--- EXERCISE GOAL ---
Output the lines that follow exactly as they are.

Stored data

>> START

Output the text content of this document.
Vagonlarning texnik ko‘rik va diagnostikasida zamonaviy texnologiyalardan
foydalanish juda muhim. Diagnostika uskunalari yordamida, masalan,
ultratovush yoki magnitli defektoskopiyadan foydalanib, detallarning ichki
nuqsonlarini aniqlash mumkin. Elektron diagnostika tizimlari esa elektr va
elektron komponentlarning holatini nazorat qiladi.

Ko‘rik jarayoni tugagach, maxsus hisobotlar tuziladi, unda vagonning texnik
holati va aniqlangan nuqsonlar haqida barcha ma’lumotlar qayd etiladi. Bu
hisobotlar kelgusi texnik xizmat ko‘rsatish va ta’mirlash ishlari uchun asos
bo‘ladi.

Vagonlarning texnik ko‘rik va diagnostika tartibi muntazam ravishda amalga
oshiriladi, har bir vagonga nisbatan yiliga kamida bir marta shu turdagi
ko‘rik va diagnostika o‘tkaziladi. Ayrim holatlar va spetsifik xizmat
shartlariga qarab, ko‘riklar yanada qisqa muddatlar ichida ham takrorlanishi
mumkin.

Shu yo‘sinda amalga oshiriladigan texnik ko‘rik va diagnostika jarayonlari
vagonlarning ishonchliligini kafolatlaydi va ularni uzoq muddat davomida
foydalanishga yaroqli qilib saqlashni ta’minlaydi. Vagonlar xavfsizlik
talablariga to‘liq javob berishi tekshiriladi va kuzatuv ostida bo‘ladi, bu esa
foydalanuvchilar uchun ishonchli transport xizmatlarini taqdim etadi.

>> END

--- SOLUTION FOR THIS PROBLEM ---
Output the text content of this document.
Vagonlarning texnik ko‘rik va diagnostikasida zamonaviy texnologiyalardan
foydalanish juda muhim. Diagnostika uskunalari yordamida, masalan,
ultratovush yoki magnitli defektoskopiyadan foydalanib, detallarning ichki
nuqsonlarini aniqlash mumkin. Elektron diagnostika tizimlari esa elektr va
elektron komponentlarning holatini nazorat qiladi.

Ko‘rik jarayoni tugagach, maxsus hisobotlar tuziladi, unda vagonning texnik
holati va aniqlangan nuqsonlar haqida barcha ma’lumotlar qayd etiladi. Bu
hisobotlar kelgusi texnik xizmat ko‘rsatish va ta’mirlash ishlari uchun asos
bo‘ladi.

Vagonlarning texnik ko‘rik va diagnostika tartibi muntazam ravishda amalga
oshiriladi, har bir vagonga nisbatan yiliga kamida bir marta shu turdagi
ko‘rik va diagnostika o‘tkaziladi. Ayrim holatlar va spetsifik xizmat
shartlariga qarab, ko‘riklar yanada qisqa muddatlar ichida ham takrorlanishi
mumkin.

Shu yo‘sinda amalga oshiriladigan texnik ko‘rik va diagnostika jarayonlari
vagonlarning ishonchliligini kafolatlaydi va ularni uzoq muddat davomida
foydalanishga yaroqli qilib saqlashni ta’minlaydi. Vagonlar xavfsizlik
talablariga to‘liq javob berishi tekshiriladi va kuzatuv ostida bo‘ladi, bu esa
foydalanuvchilar uchun ishonchli transport xizmatlarini taqdim etadi.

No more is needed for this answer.